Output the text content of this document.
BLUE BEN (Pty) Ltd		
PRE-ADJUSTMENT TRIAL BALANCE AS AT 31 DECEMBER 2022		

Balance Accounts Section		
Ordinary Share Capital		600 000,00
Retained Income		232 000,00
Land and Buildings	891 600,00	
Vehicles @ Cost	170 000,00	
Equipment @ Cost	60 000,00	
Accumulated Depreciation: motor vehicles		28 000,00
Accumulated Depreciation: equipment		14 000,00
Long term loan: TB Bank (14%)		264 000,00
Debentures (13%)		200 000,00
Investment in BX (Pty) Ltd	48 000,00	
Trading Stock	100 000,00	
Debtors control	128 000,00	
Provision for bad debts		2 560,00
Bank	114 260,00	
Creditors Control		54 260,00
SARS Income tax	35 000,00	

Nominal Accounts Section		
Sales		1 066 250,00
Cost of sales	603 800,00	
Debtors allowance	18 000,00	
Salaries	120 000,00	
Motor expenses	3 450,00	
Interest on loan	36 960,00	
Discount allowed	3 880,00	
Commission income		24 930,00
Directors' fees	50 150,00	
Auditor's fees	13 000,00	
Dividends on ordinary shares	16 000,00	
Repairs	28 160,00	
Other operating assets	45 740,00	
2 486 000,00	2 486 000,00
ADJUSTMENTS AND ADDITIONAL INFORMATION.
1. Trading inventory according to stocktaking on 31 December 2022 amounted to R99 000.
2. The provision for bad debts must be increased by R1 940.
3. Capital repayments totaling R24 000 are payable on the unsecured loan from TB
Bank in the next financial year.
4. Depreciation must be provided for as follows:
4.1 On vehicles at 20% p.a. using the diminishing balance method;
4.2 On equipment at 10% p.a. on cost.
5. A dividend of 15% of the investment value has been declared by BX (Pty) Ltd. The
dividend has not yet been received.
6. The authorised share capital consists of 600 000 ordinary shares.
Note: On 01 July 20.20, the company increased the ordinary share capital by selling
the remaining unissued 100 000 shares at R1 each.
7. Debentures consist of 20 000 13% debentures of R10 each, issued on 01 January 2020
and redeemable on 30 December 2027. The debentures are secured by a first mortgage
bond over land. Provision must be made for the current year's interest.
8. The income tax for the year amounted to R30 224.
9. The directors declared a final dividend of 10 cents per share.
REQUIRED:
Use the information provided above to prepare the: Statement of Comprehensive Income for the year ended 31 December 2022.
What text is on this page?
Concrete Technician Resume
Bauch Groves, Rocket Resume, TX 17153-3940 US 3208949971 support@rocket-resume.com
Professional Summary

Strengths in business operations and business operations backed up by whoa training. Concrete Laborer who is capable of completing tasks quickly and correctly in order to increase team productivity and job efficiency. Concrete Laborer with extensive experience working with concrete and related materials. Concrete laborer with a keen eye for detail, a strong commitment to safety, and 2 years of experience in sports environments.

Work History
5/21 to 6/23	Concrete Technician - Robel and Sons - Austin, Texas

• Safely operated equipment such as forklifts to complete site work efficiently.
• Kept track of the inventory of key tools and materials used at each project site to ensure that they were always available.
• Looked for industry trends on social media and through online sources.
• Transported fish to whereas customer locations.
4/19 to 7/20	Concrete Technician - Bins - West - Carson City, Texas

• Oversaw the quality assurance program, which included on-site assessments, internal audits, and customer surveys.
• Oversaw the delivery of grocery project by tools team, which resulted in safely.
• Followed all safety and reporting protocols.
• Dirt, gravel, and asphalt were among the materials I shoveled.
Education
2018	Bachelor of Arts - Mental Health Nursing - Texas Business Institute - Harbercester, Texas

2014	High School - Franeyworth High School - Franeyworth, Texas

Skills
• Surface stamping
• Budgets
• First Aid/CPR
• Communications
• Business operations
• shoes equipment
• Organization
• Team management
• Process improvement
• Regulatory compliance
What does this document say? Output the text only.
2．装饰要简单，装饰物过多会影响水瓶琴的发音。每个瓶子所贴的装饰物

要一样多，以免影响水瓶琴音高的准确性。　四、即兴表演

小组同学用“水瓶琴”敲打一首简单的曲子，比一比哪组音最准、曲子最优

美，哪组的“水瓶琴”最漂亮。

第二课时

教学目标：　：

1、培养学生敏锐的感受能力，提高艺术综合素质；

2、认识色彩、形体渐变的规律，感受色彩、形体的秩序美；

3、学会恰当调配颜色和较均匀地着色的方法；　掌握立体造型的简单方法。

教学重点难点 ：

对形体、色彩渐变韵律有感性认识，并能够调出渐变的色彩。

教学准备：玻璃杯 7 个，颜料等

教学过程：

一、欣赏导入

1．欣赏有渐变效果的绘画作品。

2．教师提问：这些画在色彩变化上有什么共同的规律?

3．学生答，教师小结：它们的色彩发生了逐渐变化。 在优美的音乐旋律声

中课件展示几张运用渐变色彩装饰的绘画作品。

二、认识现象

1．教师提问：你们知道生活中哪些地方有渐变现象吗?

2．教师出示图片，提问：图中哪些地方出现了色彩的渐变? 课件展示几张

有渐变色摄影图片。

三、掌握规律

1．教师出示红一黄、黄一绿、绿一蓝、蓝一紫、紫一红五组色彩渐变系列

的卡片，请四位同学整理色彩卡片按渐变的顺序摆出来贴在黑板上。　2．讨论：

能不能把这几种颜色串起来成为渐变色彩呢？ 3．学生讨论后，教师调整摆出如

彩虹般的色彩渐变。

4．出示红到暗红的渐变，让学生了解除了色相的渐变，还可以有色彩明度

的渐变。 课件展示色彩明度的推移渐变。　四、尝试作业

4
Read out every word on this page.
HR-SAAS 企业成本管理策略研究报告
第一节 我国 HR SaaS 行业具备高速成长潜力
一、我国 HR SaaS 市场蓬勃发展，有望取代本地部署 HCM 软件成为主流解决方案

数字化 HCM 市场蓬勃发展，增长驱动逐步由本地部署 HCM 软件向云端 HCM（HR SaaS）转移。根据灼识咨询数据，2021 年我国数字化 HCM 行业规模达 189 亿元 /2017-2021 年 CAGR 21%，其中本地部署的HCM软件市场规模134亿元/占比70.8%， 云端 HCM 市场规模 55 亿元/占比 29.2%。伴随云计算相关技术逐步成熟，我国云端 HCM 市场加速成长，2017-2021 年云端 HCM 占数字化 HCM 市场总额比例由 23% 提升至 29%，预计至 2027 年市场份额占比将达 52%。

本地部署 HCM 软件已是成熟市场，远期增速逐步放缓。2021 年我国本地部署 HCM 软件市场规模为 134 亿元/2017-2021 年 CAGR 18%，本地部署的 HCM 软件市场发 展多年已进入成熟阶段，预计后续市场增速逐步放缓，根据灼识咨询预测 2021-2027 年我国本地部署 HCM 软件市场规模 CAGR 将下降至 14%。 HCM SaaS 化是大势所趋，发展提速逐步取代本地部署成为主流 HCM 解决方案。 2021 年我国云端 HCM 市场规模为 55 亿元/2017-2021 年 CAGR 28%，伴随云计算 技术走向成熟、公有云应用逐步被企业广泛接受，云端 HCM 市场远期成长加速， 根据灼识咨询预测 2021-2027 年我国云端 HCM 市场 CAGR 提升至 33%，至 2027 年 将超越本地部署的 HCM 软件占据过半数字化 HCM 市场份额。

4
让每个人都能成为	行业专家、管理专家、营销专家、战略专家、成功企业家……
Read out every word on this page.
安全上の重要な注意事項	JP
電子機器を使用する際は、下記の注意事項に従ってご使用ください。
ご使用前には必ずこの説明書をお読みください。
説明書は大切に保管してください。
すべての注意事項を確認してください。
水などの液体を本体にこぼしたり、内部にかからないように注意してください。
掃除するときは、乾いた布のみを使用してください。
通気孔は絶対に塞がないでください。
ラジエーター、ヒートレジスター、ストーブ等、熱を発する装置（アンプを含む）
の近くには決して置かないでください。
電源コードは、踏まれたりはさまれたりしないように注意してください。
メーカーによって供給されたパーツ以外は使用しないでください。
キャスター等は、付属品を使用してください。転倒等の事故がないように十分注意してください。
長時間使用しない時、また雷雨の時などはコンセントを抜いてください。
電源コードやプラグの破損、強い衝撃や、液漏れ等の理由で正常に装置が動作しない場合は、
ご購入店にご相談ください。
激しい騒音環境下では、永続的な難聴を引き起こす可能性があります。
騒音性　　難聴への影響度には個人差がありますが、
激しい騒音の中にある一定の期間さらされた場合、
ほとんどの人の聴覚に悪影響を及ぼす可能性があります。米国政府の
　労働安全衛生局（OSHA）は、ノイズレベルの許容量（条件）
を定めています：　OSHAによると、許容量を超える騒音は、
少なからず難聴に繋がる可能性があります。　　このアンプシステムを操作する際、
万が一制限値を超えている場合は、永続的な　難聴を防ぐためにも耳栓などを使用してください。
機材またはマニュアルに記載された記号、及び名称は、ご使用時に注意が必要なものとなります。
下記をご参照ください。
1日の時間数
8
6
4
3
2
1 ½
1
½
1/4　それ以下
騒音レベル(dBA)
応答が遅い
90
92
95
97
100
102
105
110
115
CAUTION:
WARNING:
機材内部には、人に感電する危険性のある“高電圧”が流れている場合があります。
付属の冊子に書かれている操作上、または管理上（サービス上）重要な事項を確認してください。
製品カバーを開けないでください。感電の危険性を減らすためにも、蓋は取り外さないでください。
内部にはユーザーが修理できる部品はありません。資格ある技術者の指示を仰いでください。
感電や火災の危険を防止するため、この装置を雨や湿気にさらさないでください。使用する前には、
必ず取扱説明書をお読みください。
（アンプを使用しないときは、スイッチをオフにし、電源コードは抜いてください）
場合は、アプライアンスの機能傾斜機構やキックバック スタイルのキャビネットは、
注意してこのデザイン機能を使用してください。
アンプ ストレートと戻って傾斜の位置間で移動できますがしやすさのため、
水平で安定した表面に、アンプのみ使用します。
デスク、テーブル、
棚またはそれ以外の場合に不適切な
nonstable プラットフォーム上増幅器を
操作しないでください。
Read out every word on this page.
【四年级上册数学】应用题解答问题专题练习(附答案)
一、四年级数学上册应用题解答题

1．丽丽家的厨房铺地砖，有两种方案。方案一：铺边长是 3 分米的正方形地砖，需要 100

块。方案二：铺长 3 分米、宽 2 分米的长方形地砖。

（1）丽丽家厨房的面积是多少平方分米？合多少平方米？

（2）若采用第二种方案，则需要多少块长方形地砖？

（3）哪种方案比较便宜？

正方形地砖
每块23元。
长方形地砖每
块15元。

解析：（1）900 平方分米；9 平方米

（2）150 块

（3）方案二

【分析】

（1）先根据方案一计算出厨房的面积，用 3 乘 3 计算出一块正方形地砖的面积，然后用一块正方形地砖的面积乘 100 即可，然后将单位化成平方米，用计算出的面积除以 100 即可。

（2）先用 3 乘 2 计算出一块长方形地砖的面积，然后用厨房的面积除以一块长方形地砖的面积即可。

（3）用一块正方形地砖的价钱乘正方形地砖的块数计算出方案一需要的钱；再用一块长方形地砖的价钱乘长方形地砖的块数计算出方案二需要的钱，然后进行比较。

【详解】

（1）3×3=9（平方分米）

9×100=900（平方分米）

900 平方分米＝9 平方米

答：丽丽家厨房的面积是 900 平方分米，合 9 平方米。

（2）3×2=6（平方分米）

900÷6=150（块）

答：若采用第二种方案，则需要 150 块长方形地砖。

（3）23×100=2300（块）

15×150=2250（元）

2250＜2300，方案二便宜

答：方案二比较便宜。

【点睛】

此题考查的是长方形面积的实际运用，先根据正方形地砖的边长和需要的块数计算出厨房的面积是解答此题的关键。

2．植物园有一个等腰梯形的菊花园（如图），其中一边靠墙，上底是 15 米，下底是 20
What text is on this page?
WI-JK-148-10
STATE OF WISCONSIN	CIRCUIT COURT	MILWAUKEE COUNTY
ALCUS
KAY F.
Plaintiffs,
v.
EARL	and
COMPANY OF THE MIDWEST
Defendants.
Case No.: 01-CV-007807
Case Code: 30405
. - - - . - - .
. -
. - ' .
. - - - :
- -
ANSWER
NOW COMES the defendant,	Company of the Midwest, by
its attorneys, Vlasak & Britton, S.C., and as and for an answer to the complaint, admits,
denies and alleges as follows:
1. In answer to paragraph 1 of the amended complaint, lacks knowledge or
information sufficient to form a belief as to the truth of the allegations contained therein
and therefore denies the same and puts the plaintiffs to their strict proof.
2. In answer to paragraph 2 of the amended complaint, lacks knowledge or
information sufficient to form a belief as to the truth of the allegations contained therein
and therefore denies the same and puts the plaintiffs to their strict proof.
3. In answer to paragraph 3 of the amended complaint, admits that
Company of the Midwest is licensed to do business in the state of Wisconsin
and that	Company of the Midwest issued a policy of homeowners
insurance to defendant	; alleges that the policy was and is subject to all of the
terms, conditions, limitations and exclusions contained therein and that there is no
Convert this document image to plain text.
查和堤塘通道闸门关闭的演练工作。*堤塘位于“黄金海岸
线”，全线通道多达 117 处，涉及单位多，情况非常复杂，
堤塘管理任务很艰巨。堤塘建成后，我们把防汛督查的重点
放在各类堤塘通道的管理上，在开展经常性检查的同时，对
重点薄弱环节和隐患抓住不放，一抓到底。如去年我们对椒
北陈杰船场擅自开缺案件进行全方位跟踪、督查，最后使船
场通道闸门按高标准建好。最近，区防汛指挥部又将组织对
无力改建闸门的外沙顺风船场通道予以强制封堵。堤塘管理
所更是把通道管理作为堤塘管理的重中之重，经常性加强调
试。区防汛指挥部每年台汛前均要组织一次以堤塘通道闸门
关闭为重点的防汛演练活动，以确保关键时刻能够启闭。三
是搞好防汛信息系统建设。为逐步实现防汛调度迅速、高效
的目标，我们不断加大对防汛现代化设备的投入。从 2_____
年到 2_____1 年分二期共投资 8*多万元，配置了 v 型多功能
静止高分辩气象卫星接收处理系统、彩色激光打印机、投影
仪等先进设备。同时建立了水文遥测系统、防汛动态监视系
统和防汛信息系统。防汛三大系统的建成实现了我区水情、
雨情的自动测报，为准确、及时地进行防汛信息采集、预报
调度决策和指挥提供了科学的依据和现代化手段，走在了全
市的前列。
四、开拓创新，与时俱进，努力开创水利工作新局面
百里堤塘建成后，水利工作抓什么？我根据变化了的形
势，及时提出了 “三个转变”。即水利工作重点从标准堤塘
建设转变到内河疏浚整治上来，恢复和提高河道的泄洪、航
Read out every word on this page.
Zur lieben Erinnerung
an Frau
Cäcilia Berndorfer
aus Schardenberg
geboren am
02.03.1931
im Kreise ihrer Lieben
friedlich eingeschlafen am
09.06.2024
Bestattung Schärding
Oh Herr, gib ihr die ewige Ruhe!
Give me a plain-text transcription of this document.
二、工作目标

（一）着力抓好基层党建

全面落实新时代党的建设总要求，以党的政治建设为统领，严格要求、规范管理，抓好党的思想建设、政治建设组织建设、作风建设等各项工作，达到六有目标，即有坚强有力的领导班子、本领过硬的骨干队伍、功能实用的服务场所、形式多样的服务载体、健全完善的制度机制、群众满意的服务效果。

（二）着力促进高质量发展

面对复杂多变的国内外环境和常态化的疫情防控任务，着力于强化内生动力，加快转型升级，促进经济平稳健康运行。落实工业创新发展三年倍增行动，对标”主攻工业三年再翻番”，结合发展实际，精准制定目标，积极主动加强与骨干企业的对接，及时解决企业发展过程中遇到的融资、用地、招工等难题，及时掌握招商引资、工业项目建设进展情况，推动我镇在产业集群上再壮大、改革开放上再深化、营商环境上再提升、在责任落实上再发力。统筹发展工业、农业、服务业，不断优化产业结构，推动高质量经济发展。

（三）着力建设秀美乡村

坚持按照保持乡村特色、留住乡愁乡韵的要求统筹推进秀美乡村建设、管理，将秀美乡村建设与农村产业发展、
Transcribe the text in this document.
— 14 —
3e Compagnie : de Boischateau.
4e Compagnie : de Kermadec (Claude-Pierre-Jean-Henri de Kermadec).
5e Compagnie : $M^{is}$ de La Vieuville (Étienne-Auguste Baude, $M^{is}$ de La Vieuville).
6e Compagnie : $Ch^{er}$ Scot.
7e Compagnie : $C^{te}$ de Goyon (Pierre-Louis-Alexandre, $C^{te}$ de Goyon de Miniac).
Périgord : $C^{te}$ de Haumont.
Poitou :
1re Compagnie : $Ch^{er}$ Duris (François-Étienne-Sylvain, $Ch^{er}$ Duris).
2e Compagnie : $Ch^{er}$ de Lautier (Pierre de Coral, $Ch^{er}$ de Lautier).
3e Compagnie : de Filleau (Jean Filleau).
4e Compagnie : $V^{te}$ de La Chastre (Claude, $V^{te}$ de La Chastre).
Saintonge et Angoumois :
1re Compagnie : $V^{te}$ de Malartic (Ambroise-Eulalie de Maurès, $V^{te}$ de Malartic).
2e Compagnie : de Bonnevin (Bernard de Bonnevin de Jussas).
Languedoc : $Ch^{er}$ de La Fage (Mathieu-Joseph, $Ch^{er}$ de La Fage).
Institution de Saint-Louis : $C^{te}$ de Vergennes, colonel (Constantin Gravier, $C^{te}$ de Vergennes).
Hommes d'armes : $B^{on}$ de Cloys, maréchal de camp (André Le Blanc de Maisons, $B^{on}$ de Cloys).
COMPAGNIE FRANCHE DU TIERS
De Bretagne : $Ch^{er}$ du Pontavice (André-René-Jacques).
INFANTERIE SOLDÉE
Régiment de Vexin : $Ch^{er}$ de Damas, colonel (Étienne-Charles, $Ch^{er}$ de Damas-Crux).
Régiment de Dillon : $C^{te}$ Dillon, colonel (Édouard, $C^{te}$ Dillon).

_____

◆ **TASK**
Give every line of the material that includes the string "教师提问".

◆ **TASK RESPONSE**
2．教师提问：这些画在色彩变化上有什么共同的规律?
1．教师提问：你们知道生活中哪些地方有渐变现象吗?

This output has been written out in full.